• [Task goal]:
Skip the pictures. Repeat everything else in the records word for word.

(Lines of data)
+-------+
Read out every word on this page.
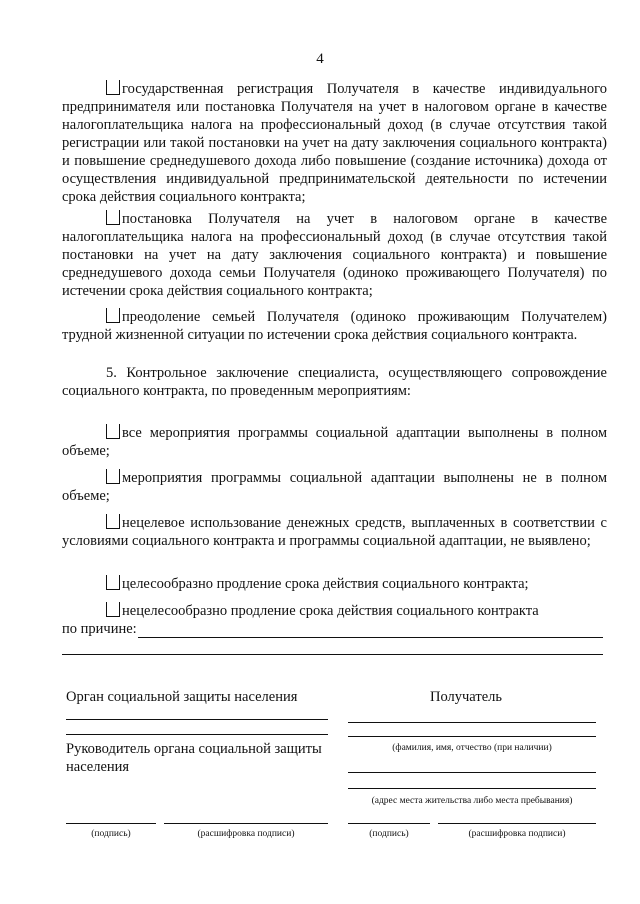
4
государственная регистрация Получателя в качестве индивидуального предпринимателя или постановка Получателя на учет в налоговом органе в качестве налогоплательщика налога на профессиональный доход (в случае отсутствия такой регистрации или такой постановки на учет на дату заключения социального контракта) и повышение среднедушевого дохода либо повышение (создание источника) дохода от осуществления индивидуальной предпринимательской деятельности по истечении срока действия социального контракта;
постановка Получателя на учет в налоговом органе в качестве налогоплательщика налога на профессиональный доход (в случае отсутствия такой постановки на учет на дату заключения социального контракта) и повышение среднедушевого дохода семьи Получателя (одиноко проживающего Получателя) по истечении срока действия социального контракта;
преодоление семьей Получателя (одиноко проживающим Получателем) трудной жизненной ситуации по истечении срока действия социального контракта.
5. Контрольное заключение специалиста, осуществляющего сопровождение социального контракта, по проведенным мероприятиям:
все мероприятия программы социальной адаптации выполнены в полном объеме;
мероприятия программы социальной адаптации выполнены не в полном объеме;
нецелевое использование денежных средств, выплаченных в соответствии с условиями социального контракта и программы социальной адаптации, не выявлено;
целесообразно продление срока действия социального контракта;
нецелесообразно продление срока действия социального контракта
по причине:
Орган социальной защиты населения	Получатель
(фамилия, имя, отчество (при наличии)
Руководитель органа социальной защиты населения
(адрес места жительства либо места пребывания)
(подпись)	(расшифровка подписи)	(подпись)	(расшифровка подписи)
+-------+
• [The output]:
Read out every word on this page.
4
государственная регистрация Получателя в качестве индивидуального предпринимателя или постановка Получателя на учет в налоговом органе в качестве налогоплательщика налога на профессиональный доход (в случае отсутствия такой регистрации или такой постановки на учет на дату заключения социального контракта) и повышение среднедушевого дохода либо повышение (создание источника) дохода от осуществления индивидуальной предпринимательской деятельности по истечении срока действия социального контракта;
постановка Получателя на учет в налоговом органе в качестве налогоплательщика налога на профессиональный доход (в случае отсутствия такой постановки на учет на дату заключения социального контракта) и повышение среднедушевого дохода семьи Получателя (одиноко проживающего Получателя) по истечении срока действия социального контракта;
преодоление семьей Получателя (одиноко проживающим Получателем) трудной жизненной ситуации по истечении срока действия социального контракта.
5. Контрольное заключение специалиста, осуществляющего сопровождение социального контракта, по проведенным мероприятиям:
все мероприятия программы социальной адаптации выполнены в полном объеме;
мероприятия программы социальной адаптации выполнены не в полном объеме;
нецелевое использование денежных средств, выплаченных в соответствии с условиями социального контракта и программы социальной адаптации, не выявлено;
целесообразно продление срока действия социального контракта;
нецелесообразно продление срока действия социального контракта
по причине:
Орган социальной защиты населения	Получатель
(фамилия, имя, отчество (при наличии)
Руководитель органа социальной защиты населения
(адрес места жительства либо места пребывания)
(подпись)	(расшифровка подписи)	(подпись)	(расшифровка подписи)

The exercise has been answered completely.